INSTRUCTIONS TO FOLLOW - Of the lines below, how many hold the string "this"? Give only the number.

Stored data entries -

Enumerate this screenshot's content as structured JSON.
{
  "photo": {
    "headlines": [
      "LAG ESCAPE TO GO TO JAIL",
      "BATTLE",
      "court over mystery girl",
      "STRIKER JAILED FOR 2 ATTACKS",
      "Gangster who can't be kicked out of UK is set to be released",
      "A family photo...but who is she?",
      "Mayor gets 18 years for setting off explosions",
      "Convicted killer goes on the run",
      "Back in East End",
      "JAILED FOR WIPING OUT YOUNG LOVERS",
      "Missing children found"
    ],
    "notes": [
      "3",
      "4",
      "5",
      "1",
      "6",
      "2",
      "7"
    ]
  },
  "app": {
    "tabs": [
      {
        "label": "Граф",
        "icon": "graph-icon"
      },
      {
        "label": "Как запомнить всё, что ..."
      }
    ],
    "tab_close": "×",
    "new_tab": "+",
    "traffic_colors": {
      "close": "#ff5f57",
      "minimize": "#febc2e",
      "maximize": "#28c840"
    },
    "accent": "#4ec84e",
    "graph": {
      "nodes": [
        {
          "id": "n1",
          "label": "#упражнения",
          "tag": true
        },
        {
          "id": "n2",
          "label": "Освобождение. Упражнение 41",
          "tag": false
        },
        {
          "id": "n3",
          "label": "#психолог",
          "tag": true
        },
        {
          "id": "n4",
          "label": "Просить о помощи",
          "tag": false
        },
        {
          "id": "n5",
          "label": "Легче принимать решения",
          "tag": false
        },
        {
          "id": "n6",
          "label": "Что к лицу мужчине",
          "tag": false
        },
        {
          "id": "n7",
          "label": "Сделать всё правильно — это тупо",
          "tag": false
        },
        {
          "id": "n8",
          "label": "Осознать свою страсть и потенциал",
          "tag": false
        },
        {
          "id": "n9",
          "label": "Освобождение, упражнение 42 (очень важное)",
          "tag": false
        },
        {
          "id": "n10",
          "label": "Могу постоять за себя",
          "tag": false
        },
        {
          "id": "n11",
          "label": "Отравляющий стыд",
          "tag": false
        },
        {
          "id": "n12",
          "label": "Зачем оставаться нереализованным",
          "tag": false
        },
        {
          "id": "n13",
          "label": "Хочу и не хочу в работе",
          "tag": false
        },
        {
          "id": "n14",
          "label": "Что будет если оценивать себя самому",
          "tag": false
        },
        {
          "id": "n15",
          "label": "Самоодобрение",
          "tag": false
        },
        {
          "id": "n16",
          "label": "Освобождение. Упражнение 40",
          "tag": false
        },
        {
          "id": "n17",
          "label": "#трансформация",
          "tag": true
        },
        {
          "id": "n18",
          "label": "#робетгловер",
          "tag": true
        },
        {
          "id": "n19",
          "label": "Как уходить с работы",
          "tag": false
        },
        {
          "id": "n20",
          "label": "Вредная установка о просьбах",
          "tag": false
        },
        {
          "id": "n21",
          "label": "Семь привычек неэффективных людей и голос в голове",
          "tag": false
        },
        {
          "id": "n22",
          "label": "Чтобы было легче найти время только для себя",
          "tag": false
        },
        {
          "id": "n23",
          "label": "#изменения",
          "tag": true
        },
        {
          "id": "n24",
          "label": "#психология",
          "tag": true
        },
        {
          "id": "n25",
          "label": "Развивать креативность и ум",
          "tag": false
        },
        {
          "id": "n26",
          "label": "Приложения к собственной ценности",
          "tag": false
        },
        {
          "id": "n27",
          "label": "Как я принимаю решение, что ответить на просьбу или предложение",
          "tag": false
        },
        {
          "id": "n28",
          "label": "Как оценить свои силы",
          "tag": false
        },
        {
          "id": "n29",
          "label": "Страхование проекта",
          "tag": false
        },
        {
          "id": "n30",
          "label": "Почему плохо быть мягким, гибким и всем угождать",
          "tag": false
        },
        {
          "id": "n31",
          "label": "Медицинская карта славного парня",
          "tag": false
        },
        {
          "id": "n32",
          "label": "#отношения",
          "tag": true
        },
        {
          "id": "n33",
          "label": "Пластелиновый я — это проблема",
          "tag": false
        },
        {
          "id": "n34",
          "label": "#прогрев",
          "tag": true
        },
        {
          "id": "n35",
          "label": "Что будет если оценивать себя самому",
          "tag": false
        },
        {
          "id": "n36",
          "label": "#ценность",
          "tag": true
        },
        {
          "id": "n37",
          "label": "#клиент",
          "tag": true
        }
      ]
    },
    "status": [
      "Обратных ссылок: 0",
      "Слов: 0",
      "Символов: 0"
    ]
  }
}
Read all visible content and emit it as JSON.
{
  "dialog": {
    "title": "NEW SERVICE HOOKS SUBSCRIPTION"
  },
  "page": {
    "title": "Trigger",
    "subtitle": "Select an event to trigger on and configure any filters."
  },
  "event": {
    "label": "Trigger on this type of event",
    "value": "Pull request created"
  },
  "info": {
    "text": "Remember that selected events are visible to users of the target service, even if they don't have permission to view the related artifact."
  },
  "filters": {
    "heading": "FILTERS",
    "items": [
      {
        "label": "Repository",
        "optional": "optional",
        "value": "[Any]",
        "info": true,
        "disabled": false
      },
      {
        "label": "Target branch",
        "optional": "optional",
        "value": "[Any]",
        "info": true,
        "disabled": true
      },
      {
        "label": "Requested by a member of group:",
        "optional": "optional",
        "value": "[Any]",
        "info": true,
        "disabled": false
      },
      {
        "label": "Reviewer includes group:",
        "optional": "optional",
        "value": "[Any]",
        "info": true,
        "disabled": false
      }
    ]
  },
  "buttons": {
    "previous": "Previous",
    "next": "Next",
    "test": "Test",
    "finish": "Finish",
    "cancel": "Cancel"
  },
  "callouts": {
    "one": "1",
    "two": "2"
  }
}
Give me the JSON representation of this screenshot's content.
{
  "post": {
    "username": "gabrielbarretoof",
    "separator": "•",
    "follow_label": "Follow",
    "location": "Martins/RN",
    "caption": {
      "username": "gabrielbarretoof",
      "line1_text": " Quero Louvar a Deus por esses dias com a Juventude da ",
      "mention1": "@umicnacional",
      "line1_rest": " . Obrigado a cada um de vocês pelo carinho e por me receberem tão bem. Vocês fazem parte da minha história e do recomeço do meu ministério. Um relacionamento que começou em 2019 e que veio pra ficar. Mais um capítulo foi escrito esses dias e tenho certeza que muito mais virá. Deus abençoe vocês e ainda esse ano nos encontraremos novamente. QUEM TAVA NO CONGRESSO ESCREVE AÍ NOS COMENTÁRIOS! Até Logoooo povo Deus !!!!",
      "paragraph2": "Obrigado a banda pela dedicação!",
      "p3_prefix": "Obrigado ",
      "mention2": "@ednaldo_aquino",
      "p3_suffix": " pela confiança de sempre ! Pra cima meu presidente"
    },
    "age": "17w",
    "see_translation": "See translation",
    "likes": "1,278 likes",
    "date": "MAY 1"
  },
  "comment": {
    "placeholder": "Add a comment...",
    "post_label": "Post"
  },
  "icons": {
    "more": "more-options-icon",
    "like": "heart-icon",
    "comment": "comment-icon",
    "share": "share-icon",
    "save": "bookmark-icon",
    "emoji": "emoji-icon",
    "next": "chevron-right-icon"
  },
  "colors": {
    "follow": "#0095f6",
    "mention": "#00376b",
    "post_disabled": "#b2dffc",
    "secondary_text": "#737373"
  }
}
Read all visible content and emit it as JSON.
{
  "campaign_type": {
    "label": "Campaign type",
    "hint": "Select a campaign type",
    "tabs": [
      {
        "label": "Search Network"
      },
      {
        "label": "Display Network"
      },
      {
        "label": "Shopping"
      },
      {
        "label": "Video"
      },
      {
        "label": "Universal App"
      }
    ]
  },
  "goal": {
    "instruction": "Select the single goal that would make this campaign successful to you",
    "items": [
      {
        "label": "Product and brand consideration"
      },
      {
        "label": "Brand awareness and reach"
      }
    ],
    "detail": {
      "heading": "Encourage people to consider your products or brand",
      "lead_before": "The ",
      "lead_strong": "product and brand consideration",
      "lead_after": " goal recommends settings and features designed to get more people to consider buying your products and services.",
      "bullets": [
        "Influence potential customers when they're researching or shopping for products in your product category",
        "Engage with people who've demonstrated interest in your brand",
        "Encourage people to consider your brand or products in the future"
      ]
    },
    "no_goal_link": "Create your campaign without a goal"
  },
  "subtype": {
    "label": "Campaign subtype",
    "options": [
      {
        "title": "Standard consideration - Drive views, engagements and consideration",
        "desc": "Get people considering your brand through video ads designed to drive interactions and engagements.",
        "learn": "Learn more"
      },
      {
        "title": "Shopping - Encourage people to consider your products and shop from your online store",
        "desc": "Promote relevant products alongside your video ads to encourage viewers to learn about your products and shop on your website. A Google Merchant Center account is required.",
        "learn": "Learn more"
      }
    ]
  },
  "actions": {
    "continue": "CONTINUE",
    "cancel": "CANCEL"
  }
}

EXERCISE RESPONSE - 4